§ **Provided entries**

--------------------------------

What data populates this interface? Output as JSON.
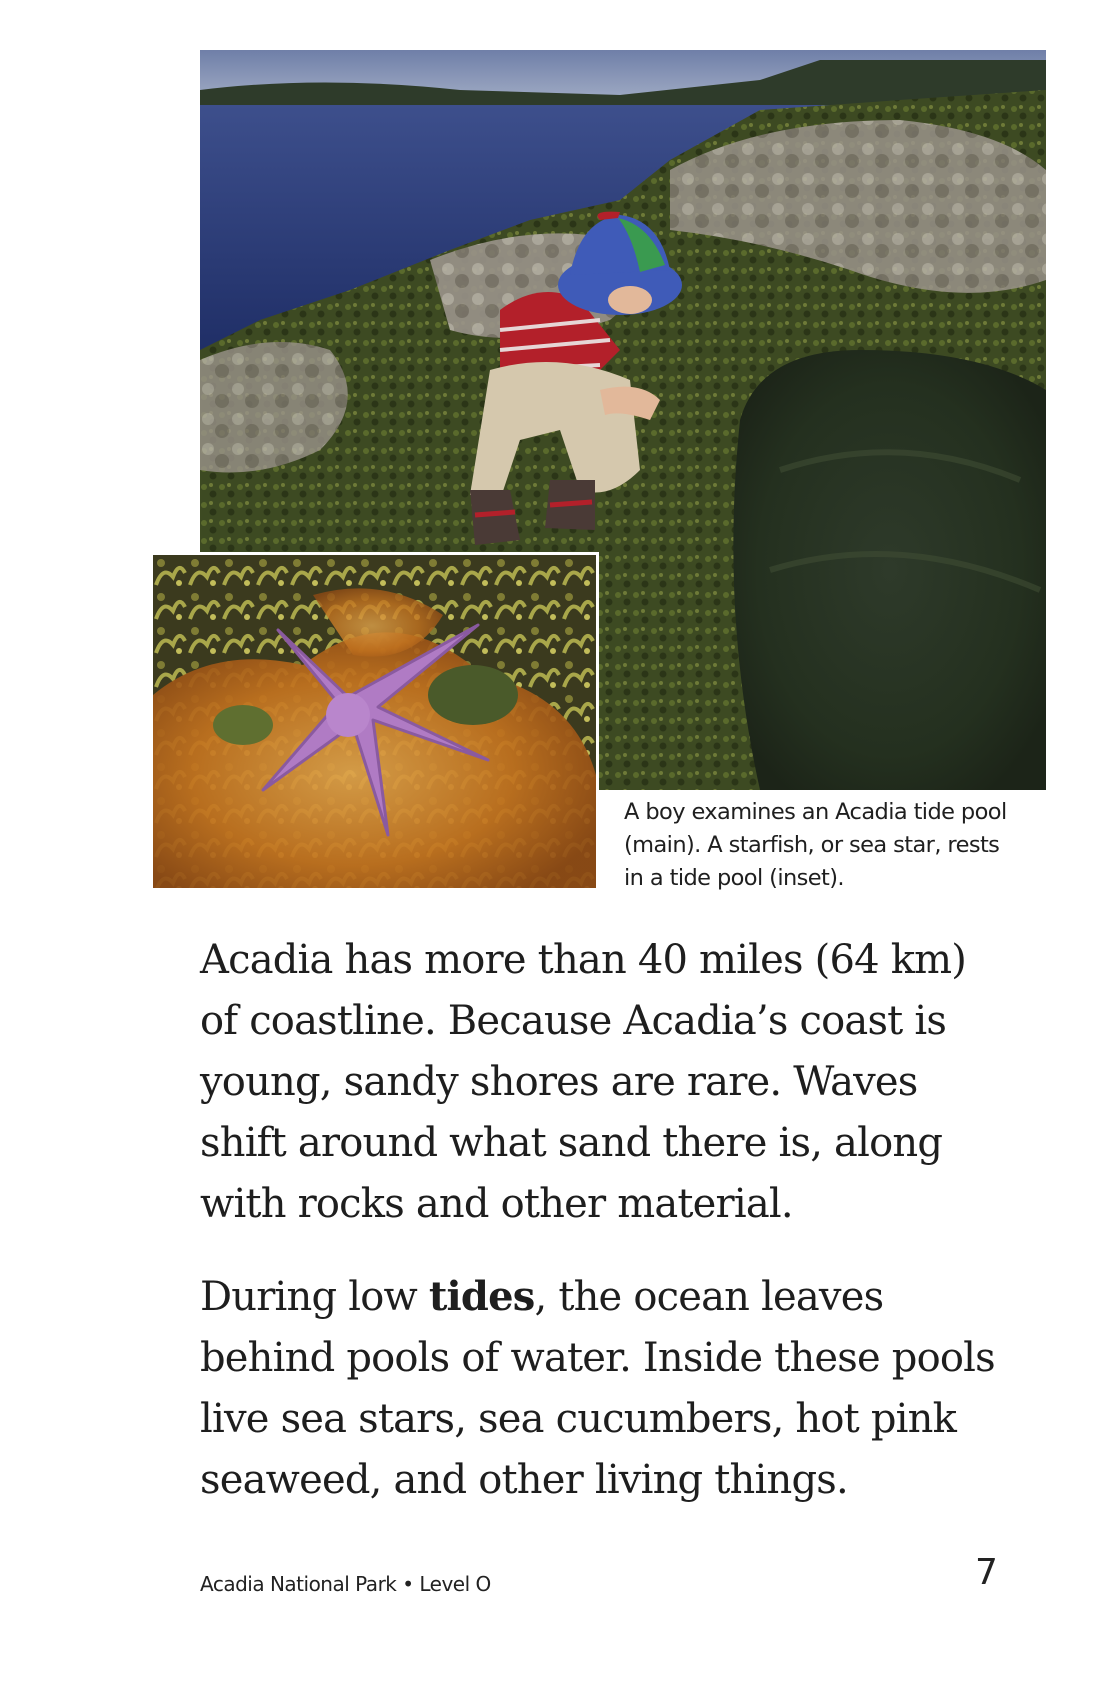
{
  "images": {
    "main": {
      "subject": "boy examining a tide pool on a rocky coast"
    },
    "inset": {
      "subject": "purple starfish resting in a tide pool"
    }
  },
  "caption": {
    "lines": [
      "A boy examines an Acadia tide pool",
      "(main). A starfish, or sea star, rests",
      "in a tide pool (inset)."
    ]
  },
  "paragraph1": {
    "lines": [
      "Acadia has more than 40 miles (64 km)",
      "of coastline. Because Acadia’s coast is",
      "young, sandy shores are rare. Waves",
      "shift around what sand there is, along",
      "with rocks and other material."
    ]
  },
  "paragraph2": {
    "line1_before": "During low ",
    "line1_bold": "tides",
    "line1_after": ", the ocean leaves",
    "lines": [
      "behind pools of water. Inside these pools",
      "live sea stars, sea cucumbers, hot pink",
      "seaweed, and other living things."
    ]
  },
  "footer": {
    "book_title": "Acadia National Park • Level O",
    "page_number": "7"
  }
}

--------------------------------

§ **Your goal**
Return the material exactly as given, apart from the pictures.

§ **Solution**
What data populates this interface? Output as JSON.
{
  "images": {
    "main": {
      "subject": "boy examining a tide pool on a rocky coast"
    },
    "inset": {
      "subject": "purple starfish resting in a tide pool"
    }
  },
  "caption": {
    "lines": [
      "A boy examines an Acadia tide pool",
      "(main). A starfish, or sea star, rests",
      "in a tide pool (inset)."
    ]
  },
  "paragraph1": {
    "lines": [
      "Acadia has more than 40 miles (64 km)",
      "of coastline. Because Acadia’s coast is",
      "young, sandy shores are rare. Waves",
      "shift around what sand there is, along",
      "with rocks and other material."
    ]
  },
  "paragraph2": {
    "line1_before": "During low ",
    "line1_bold": "tides",
    "line1_after": ", the ocean leaves",
    "lines": [
      "behind pools of water. Inside these pools",
      "live sea stars, sea cucumbers, hot pink",
      "seaweed, and other living things."
    ]
  },
  "footer": {
    "book_title": "Acadia National Park • Level O",
    "page_number": "7"
  }
}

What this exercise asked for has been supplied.